(Stored records)
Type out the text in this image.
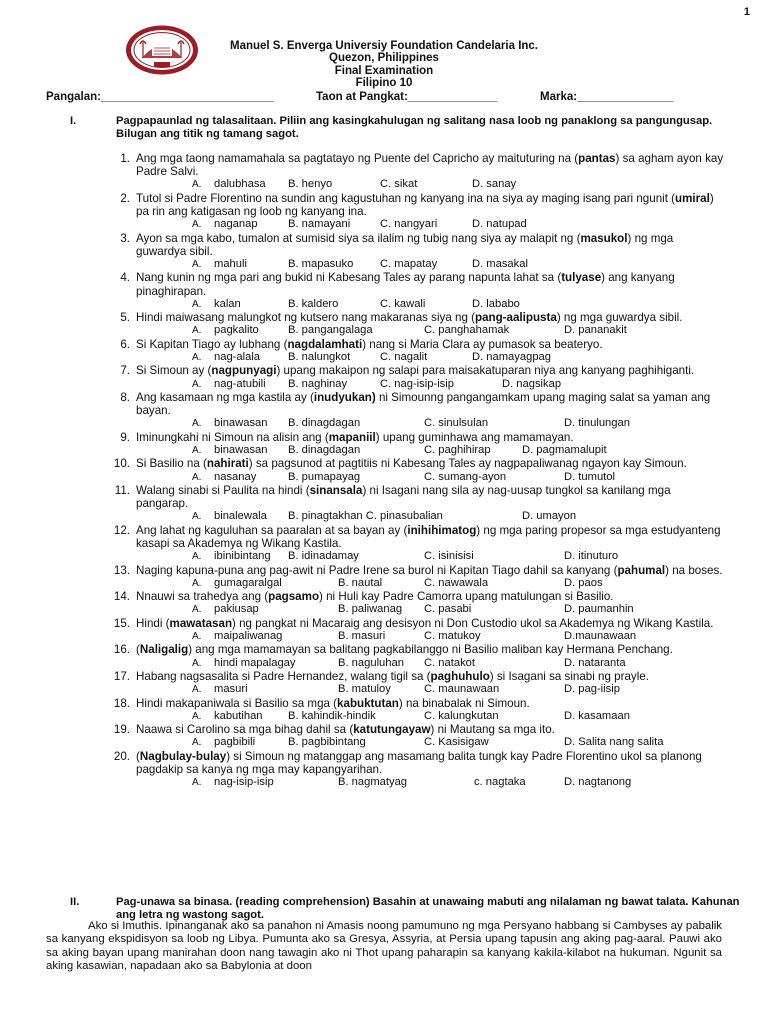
1
Manuel S. Enverga Universiy Foundation Candelaria Inc.
Quezon, Philippines
Final Examination
Filipino 10
Pangalan:___________________________	Taon at Pangkat:______________	Marka:_______________
I.	Pagpapaunlad ng talasalitaan. Piliin ang kasingkahulugan ng salitang nasa loob ng panaklong sa pangungusap. Bilugan ang titik ng tamang sagot.
1. Ang mga taong namamahala sa pagtatayo ng Puente del Capricho ay maituturing na (pantas) sa agham ayon kay Padre Salvi.
A. dalubhasa B. henyo	C. sikat	D. sanay
2. Tutol si Padre Florentino na sundin ang kagustuhan ng kanyang ina na siya ay maging isang pari ngunit (umiral) pa rin ang katigasan ng loob ng kanyang ina.
A. naganap	B. namayani	C. nangyari	D. natupad
3. Ayon sa mga kabo, tumalon at sumisid siya sa ilalim ng tubig nang siya ay malapit ng (masukol) ng mga guwardya sibil.
A. mahuli	B. mapasuko C. mapatay	D. masakal
4. Nang kunin ng mga pari ang bukid ni Kabesang Tales ay parang napunta lahat sa (tulyase) ang kanyang pinaghirapan.
A. kalan	B. kaldero	C. kawali	D. lababo
5. Hindi maiwasang malungkot ng kutsero nang makaranas siya ng (pang-aalipusta) ng mga guwardya sibil.
A. pagkalito	B. pangangalaga	C. panghahamak	D. pananakit
6. Si Kapitan Tiago ay lubhang (nagdalamhati) nang si Maria Clara ay pumasok sa beateryo.
A. nag-alala B. nalungkot	C. nagalit	D. namayagpag
7. Si Simoun ay (nagpunyagi) upang makaipon ng salapi para maisakatuparan niya ang kanyang paghihiganti.
A. nag-atubili B. naghinay	C. nag-isip-isip	D. nagsikap
8. Ang kasamaan ng mga kastila ay (inudyukan) ni Simounng pangangamkam upang maging salat sa yaman ang bayan.
A. binawasan B. dinagdagan	C. sinulsulan	D. tinulungan
9. Iminungkahi ni Simoun na alisin ang (mapaniil) upang guminhawa ang mamamayan.
A. binawasan B. dinagdagan	C. paghihirap	D. pagmamalupit
10. Si Basilio na (nahirati) sa pagsunod at pagtitiis ni Kabesang Tales ay nagpapaliwanag ngayon kay Simoun.
A. nasanay	B. pumapayag	C. sumang-ayon	D. tumutol
11. Walang sinabi si Paulita na hindi (sinansala) ni Isagani nang sila ay nag-uusap tungkol sa kanilang mga pangarap.
A. binalewala B. pinagtakhan C. pinasubalian	D. umayon
12. Ang lahat ng kaguluhan sa paaralan at sa bayan ay (inihihimatog) ng mga paring propesor sa mga estudyanteng kasapi sa Akademya ng Wikang Kastila.
A. ibinibintang B. idinadamay	C. isinisisi	D. itinuturo
13. Naging kapuna-puna ang pag-awit ni Padre Irene sa burol ni Kapitan Tiago dahil sa kanyang (pahumal) na boses.
A. gumagaralgal	B. nautal	C. nawawala	D. paos
14. Nnauwi sa trahedya ang (pagsamo) ni Huli kay Padre Camorra upang matulungan si Basilio.
A. pakiusap	B. paliwanag C. pasabi	D. paumanhin
15. Hindi (mawatasan) ng pangkat ni Macaraig ang desisyon ni Don Custodio ukol sa Akademya ng Wikang Kastila.
A. maipaliwanag	B. masuri	C. matukoy	D.maunawaan
16. (Naligalig) ang mga mamamayan sa balitang pagkabilanggo ni Basilio maliban kay Hermana Penchang.
A. hindi mapalagay	B. naguluhan C. natakot	D. nataranta
17. Habang nagsasalita si Padre Hernandez, walang tigil sa (paghuhulo) si Isagani sa sinabi ng prayle.
A. masuri	B. matuloy	C. maunawaan	D. pag-iisip
18. Hindi makapaniwala si Basilio sa mga (kabuktutan) na binabalak ni Simoun.
A. kabutihan B. kahindik-hindik	C. kalungkutan	D. kasamaan
19. Naawa si Carolino sa mga bihag dahil sa (katutungayaw) ni Mautang sa mga ito.
A. pagbibili	B. pagbibintang	C. Kasisigaw	D. Salita nang salita
20. (Nagbulay-bulay) si Simoun ng matanggap ang masamang balita tungk kay Padre Florentino ukol sa planong pagdakip sa kanya ng mga may kapangyarihan.
A. nag-isip-isip	B. nagmatyag	c. nagtaka	D. nagtanong
II.	Pag-unawa sa binasa. (reading comprehension) Basahin at unawaing mabuti ang nilalaman ng bawat talata. Kahunan ang letra ng wastong sagot.
Ako si Imuthis. Ipinanganak ako sa panahon ni Amasis noong pamumuno ng mga Persyano habbang si Cambyses ay pabalik sa kanyang ekspidisyon sa loob ng Libya. Pumunta ako sa Gresya, Assyria, at Persia upang tapusin ang aking pag-aaral. Pauwi ako sa aking bayan upang manirahan doon nang tawagin ako ni Thot upang paharapin sa kanyang kakila-kilabot na hukuman. Ngunit sa aking kasawian, napadaan ako sa Babylonia at doon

§ **Given problem**: Write down every line of the data above that includes the string "Kabesang".

§ **Output below**:
4. Nang kunin ng mga pari ang bukid ni Kabesang Tales ay parang napunta lahat sa (tulyase) ang kanyang pinaghirapan.
10. Si Basilio na (nahirati) sa pagsunod at pagtitiis ni Kabesang Tales ay nagpapaliwanag ngayon kay Simoun.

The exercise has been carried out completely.